WHAT YOU NEED TO DO :: Exactly as written, please set down all of the entries again, with no pictures.

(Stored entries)
======

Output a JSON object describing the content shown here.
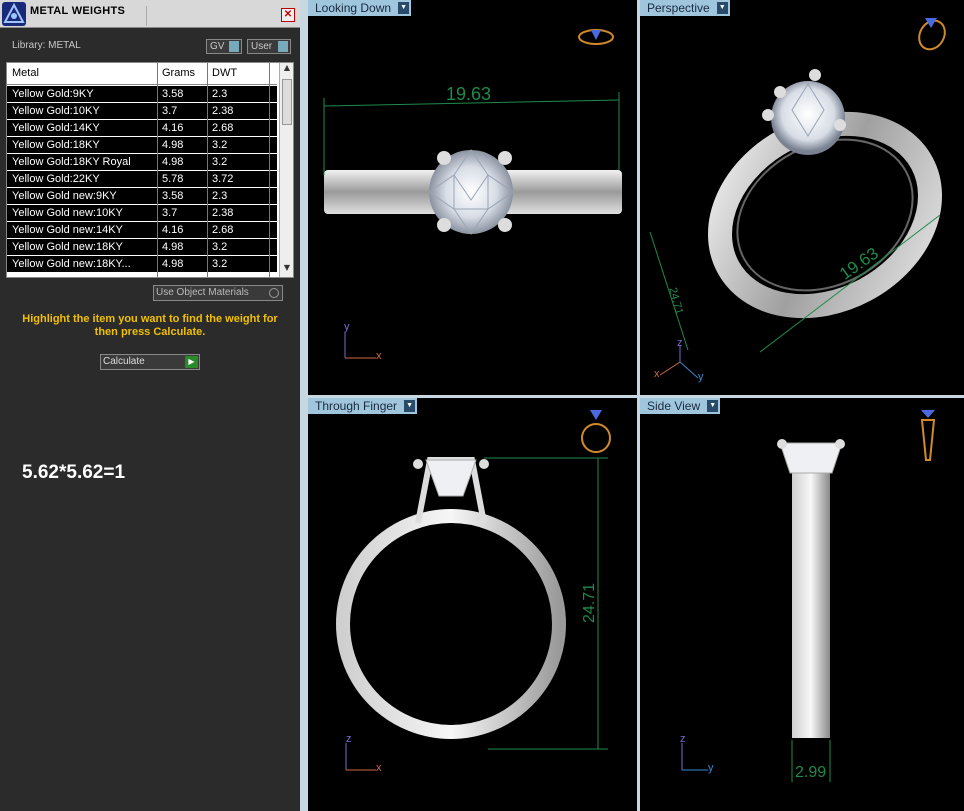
{
  "panel": {
    "title": "METAL WEIGHTS",
    "close_label": "✕",
    "library_label": "Library: METAL",
    "gv_label": "GV",
    "user_label": "User",
    "table": {
      "headers": [
        "Metal",
        "Grams",
        "DWT"
      ],
      "rows": [
        [
          "Yellow Gold:9KY",
          "3.58",
          "2.3"
        ],
        [
          "Yellow Gold:10KY",
          "3.7",
          "2.38"
        ],
        [
          "Yellow Gold:14KY",
          "4.16",
          "2.68"
        ],
        [
          "Yellow Gold:18KY",
          "4.98",
          "3.2"
        ],
        [
          "Yellow Gold:18KY Royal",
          "4.98",
          "3.2"
        ],
        [
          "Yellow Gold:22KY",
          "5.78",
          "3.72"
        ],
        [
          "Yellow Gold new:9KY",
          "3.58",
          "2.3"
        ],
        [
          "Yellow Gold new:10KY",
          "3.7",
          "2.38"
        ],
        [
          "Yellow Gold new:14KY",
          "4.16",
          "2.68"
        ],
        [
          "Yellow Gold new:18KY",
          "4.98",
          "3.2"
        ],
        [
          "Yellow Gold new:18KY...",
          "4.98",
          "3.2"
        ]
      ]
    },
    "use_object_materials": "Use Object Materials",
    "hint": "Highlight the item you want to find the weight for then press Calculate.",
    "calculate_label": "Calculate",
    "formula": "5.62*5.62=1"
  },
  "viewports": [
    {
      "label": "Looking Down",
      "dimensions": [
        "19.63"
      ],
      "axes": [
        "y",
        "x"
      ]
    },
    {
      "label": "Perspective",
      "dimensions": [
        "19.63",
        "24.71"
      ],
      "axes": [
        "z",
        "x",
        "y"
      ]
    },
    {
      "label": "Through Finger",
      "dimensions": [
        "24.71"
      ],
      "axes": [
        "z",
        "x"
      ]
    },
    {
      "label": "Side View",
      "dimensions": [
        "2.99"
      ],
      "axes": [
        "z",
        "y"
      ]
    }
  ],
  "colors": {
    "panel_bg": "#2b2b2b",
    "viewport_bg": "#000000",
    "tab_bg": "#9fc6dc",
    "dimension_green": "#1f8a4a",
    "hint_yellow": "#f0c000"
  }
}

======

RESULT OF THIS EXERCISE ::
Output a JSON object describing the content shown here.
{
  "panel": {
    "title": "METAL WEIGHTS",
    "close_label": "✕",
    "library_label": "Library: METAL",
    "gv_label": "GV",
    "user_label": "User",
    "table": {
      "headers": [
        "Metal",
        "Grams",
        "DWT"
      ],
      "rows": [
        [
          "Yellow Gold:9KY",
          "3.58",
          "2.3"
        ],
        [
          "Yellow Gold:10KY",
          "3.7",
          "2.38"
        ],
        [
          "Yellow Gold:14KY",
          "4.16",
          "2.68"
        ],
        [
          "Yellow Gold:18KY",
          "4.98",
          "3.2"
        ],
        [
          "Yellow Gold:18KY Royal",
          "4.98",
          "3.2"
        ],
        [
          "Yellow Gold:22KY",
          "5.78",
          "3.72"
        ],
        [
          "Yellow Gold new:9KY",
          "3.58",
          "2.3"
        ],
        [
          "Yellow Gold new:10KY",
          "3.7",
          "2.38"
        ],
        [
          "Yellow Gold new:14KY",
          "4.16",
          "2.68"
        ],
        [
          "Yellow Gold new:18KY",
          "4.98",
          "3.2"
        ],
        [
          "Yellow Gold new:18KY...",
          "4.98",
          "3.2"
        ]
      ]
    },
    "use_object_materials": "Use Object Materials",
    "hint": "Highlight the item you want to find the weight for then press Calculate.",
    "calculate_label": "Calculate",
    "formula": "5.62*5.62=1"
  },
  "viewports": [
    {
      "label": "Looking Down",
      "dimensions": [
        "19.63"
      ],
      "axes": [
        "y",
        "x"
      ]
    },
    {
      "label": "Perspective",
      "dimensions": [
        "19.63",
        "24.71"
      ],
      "axes": [
        "z",
        "x",
        "y"
      ]
    },
    {
      "label": "Through Finger",
      "dimensions": [
        "24.71"
      ],
      "axes": [
        "z",
        "x"
      ]
    },
    {
      "label": "Side View",
      "dimensions": [
        "2.99"
      ],
      "axes": [
        "z",
        "y"
      ]
    }
  ],
  "colors": {
    "panel_bg": "#2b2b2b",
    "viewport_bg": "#000000",
    "tab_bg": "#9fc6dc",
    "dimension_green": "#1f8a4a",
    "hint_yellow": "#f0c000"
  }
}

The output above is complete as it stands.